Exercise objective - Using the material below, work out how many lines contain the word "icon". Reply with the number and nothing more.

(Lines of data)
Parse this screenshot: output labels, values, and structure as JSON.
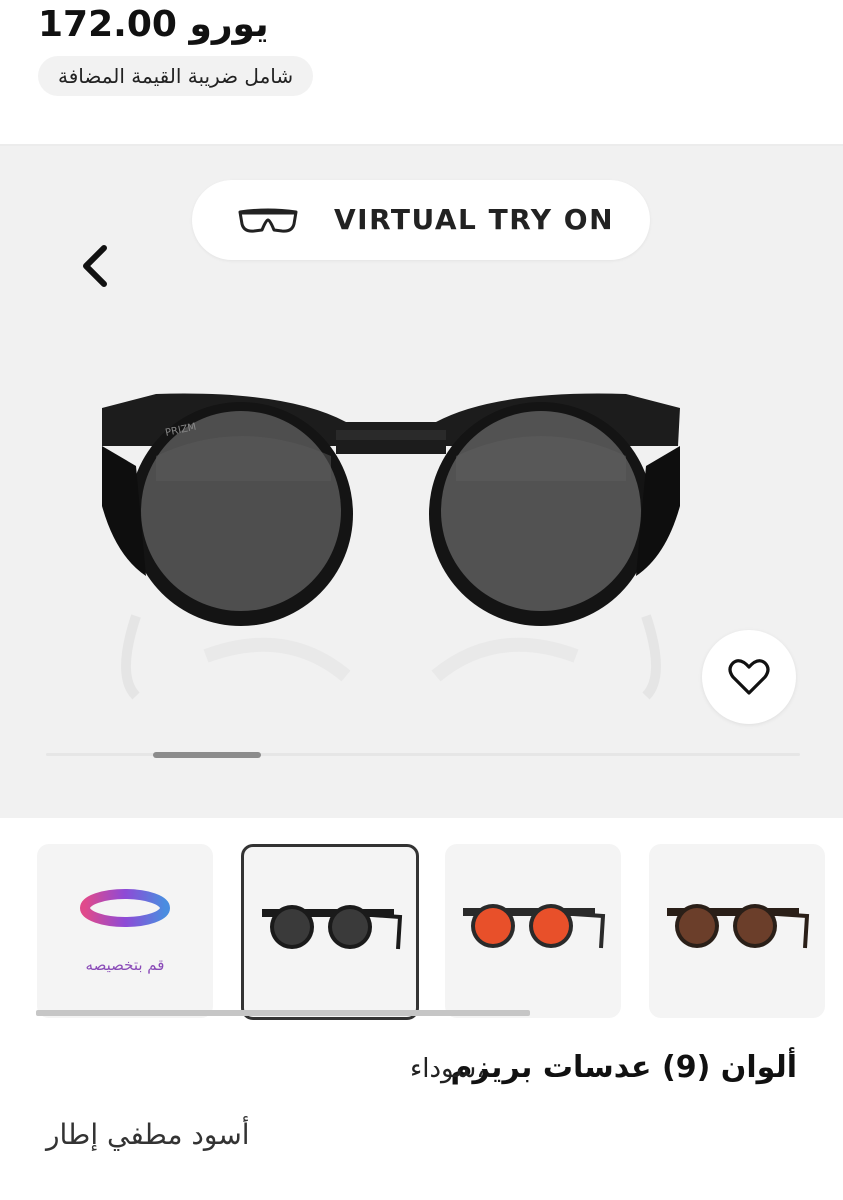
{
  "price": {
    "amount": "172.00 يورو",
    "vat_note": "شامل ضريبة القيمة المضافة"
  },
  "gallery": {
    "virtual_try_on_label": "VIRTUAL TRY ON",
    "back_icon": "chevron-left-icon",
    "wishlist_icon": "heart-icon",
    "carousel_position": 0.15
  },
  "swatches": [
    {
      "type": "customize",
      "label": "قم بتخصيصه",
      "selected": false
    },
    {
      "type": "variant",
      "lens_color": "#3a3a3a",
      "frame_color": "#1a1a1a",
      "selected": true
    },
    {
      "type": "variant",
      "lens_color": "#e8502a",
      "frame_color": "#2a2a2a",
      "selected": false
    },
    {
      "type": "variant",
      "lens_color": "#6b3e2a",
      "frame_color": "#2a1f18",
      "selected": false
    }
  ],
  "product": {
    "name": "ألوان (9) عدسات بريزم",
    "color": "،سوداء",
    "frame": "أسود مطفي إطار"
  },
  "colors": {
    "accent_purple": "#8a4bb8",
    "background_gallery": "#f1f1f1"
  }
}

Exercise solution - 2